# Short exercise
Give the count of lines that include the string "object". Add nothing to it.

___ Provided entries

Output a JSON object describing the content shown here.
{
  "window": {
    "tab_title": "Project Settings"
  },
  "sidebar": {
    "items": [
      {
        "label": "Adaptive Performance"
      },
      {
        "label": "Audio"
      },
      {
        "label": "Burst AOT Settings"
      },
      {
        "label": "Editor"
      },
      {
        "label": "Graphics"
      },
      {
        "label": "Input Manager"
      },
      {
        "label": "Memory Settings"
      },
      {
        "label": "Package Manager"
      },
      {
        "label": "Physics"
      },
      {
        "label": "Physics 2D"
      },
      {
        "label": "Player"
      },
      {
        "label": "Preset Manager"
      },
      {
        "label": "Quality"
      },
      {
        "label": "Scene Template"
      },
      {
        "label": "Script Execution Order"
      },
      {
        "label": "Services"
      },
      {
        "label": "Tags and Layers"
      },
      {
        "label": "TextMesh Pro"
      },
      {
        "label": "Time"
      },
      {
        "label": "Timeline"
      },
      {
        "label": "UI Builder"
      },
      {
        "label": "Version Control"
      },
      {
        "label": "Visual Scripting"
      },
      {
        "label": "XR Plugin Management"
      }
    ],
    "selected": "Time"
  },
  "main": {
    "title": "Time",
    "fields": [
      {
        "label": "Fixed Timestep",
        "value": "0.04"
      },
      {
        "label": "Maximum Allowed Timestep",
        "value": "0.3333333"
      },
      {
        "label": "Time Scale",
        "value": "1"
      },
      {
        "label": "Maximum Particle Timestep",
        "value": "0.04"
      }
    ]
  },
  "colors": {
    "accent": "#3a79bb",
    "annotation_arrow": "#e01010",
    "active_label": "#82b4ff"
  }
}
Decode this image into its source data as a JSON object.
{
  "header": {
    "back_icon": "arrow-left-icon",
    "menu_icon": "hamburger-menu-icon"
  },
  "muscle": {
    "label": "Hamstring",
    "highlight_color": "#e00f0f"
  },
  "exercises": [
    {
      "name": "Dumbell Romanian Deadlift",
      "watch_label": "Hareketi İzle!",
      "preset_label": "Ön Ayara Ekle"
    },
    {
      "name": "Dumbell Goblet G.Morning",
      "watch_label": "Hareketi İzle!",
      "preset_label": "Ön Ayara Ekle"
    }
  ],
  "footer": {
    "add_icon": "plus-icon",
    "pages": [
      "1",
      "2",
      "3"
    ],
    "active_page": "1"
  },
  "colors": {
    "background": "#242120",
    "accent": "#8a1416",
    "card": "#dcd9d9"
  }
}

______

# Response below
2